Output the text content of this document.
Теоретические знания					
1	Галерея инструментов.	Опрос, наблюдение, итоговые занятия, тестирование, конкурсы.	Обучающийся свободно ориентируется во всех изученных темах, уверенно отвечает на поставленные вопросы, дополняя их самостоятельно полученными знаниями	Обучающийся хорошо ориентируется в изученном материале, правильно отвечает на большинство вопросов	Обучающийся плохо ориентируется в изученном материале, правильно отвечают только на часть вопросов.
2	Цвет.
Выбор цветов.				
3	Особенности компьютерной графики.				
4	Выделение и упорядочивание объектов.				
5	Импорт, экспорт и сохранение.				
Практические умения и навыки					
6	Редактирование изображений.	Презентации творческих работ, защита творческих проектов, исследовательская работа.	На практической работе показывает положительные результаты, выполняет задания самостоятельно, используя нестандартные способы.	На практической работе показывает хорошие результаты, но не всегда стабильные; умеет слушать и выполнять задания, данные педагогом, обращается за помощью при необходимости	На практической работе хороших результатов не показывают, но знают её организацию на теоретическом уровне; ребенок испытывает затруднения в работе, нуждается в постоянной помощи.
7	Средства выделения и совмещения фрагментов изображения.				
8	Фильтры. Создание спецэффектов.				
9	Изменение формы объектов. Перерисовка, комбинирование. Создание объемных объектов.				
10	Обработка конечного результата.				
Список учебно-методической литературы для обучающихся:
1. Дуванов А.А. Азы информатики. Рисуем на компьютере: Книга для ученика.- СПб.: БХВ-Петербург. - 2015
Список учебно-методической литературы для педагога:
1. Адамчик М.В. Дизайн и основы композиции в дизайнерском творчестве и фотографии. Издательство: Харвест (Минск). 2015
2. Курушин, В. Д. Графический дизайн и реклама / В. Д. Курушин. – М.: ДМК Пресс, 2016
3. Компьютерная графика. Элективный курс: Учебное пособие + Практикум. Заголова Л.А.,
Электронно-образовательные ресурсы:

=====

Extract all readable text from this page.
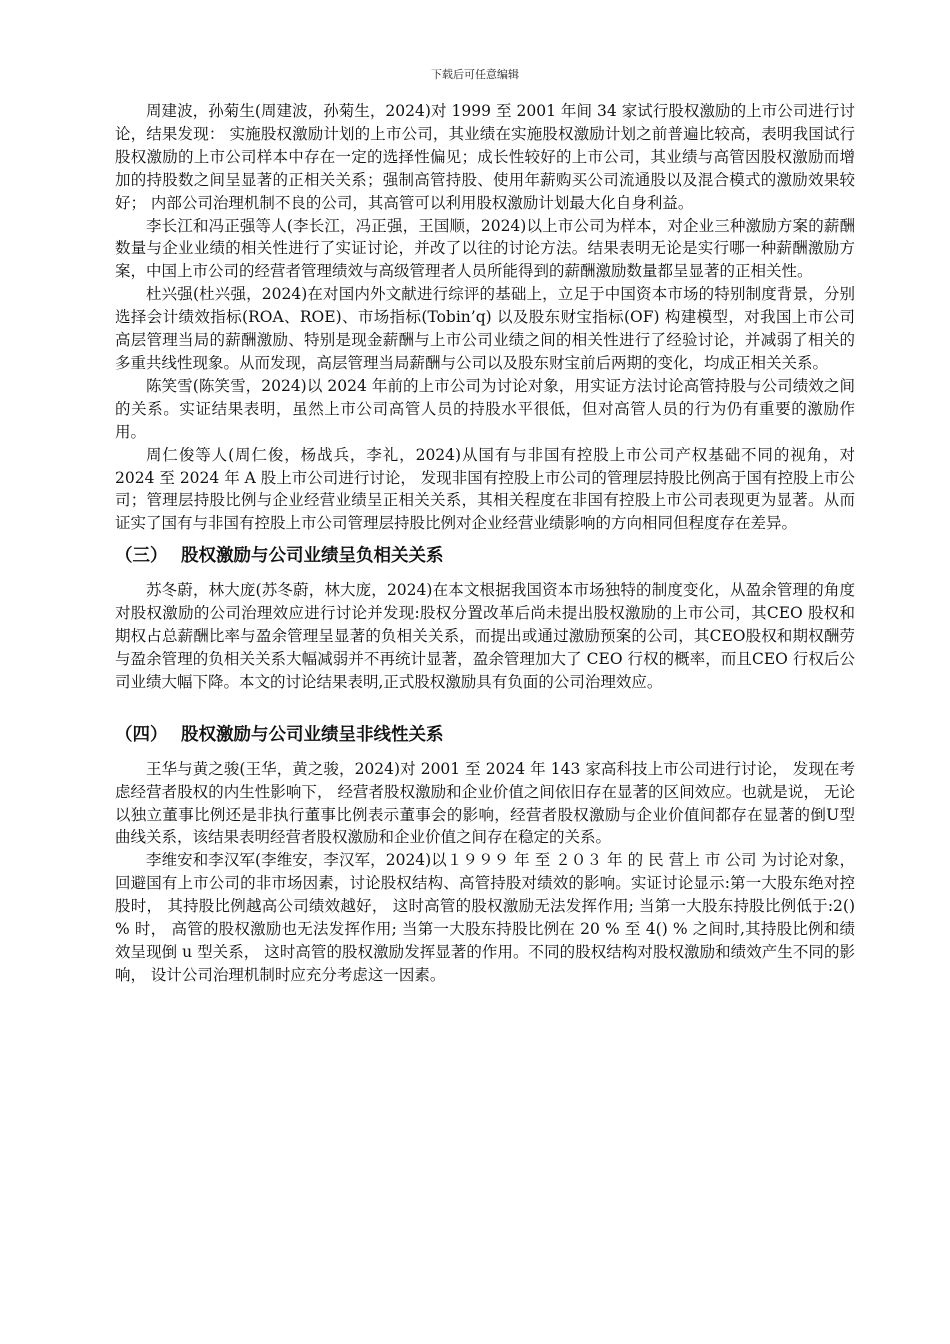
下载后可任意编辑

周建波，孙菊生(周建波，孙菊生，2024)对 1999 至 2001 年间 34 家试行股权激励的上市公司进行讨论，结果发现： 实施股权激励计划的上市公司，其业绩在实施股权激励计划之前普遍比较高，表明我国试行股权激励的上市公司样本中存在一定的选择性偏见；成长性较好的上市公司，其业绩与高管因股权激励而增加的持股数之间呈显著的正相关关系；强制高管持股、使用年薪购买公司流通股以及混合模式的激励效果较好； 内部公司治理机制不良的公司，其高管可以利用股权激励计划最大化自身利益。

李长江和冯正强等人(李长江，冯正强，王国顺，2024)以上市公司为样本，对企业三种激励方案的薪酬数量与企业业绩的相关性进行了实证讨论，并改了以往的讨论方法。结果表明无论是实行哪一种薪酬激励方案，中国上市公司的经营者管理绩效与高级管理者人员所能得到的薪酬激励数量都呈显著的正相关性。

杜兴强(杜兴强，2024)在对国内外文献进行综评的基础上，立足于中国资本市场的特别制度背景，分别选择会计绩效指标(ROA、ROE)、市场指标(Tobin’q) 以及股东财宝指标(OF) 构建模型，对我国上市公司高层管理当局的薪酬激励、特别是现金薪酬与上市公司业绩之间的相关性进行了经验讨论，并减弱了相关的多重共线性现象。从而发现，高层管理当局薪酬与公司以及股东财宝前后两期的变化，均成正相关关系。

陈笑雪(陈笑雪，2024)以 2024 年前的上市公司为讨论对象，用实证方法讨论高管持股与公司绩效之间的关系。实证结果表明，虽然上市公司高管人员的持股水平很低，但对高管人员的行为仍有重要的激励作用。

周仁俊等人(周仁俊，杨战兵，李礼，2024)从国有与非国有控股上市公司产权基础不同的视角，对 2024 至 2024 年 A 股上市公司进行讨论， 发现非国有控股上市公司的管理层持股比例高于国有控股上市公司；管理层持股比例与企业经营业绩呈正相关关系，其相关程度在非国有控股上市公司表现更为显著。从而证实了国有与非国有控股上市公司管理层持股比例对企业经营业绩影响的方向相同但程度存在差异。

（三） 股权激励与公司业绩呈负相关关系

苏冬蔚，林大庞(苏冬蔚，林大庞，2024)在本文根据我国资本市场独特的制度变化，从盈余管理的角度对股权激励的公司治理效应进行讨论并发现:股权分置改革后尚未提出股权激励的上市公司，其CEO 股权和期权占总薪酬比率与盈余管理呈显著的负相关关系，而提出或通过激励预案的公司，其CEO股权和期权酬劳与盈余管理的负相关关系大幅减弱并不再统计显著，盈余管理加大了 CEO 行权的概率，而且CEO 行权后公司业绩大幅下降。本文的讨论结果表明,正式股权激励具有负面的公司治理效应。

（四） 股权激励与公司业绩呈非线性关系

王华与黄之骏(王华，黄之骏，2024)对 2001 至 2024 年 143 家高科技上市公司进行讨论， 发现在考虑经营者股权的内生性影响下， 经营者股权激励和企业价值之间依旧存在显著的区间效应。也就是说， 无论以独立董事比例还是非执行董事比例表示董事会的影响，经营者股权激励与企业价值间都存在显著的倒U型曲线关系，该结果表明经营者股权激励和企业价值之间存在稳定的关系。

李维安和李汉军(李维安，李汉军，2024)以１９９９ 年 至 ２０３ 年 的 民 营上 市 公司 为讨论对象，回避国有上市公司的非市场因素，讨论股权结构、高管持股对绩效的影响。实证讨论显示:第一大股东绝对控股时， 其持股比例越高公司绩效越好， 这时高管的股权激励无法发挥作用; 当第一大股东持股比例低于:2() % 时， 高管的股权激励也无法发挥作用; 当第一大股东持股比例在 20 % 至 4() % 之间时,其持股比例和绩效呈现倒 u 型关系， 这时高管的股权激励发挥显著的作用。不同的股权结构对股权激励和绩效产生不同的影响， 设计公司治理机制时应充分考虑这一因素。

=====

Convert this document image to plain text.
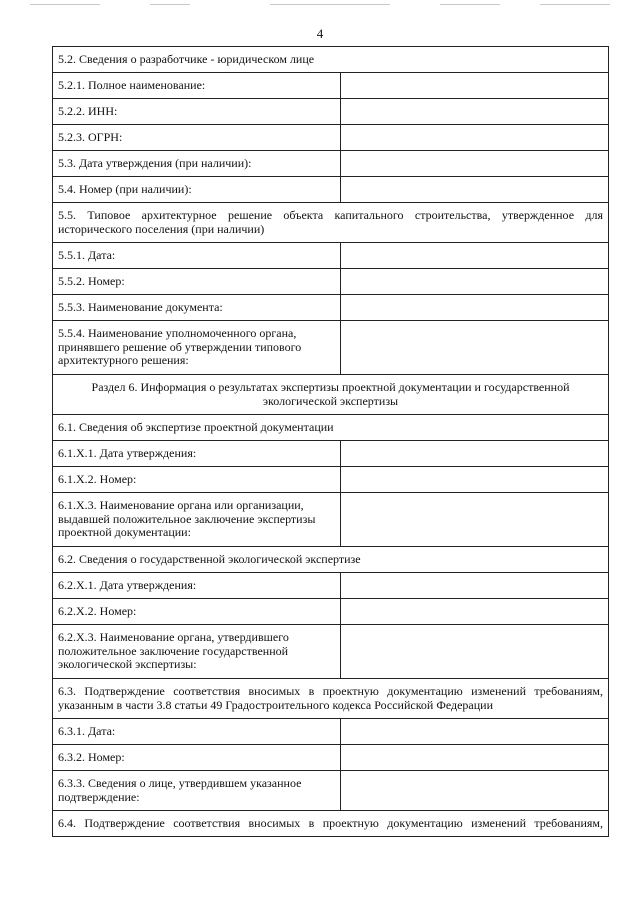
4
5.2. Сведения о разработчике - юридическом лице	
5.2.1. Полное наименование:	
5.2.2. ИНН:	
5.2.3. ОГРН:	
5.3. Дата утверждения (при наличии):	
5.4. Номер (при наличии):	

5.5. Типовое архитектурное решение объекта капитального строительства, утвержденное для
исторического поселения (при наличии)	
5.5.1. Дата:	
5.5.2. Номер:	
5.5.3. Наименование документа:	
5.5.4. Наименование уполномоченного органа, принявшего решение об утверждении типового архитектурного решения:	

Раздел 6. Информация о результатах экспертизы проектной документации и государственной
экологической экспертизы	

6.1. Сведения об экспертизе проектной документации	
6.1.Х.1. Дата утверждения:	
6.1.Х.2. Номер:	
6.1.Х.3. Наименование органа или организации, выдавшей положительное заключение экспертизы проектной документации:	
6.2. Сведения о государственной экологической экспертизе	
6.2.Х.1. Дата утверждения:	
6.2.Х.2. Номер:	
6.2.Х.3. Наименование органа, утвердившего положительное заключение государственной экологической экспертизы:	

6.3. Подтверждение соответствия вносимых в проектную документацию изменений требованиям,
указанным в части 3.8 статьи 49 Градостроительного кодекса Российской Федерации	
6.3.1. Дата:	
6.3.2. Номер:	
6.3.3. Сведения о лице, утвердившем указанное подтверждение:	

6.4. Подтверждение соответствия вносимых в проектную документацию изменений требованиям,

=====

» What you will do
Extract all lines of the records above that include "объектов".

» Result
4	Выделение и упорядочивание объектов.				
9	Изменение формы объектов. Перерисовка, комбинирование. Создание объемных объектов.				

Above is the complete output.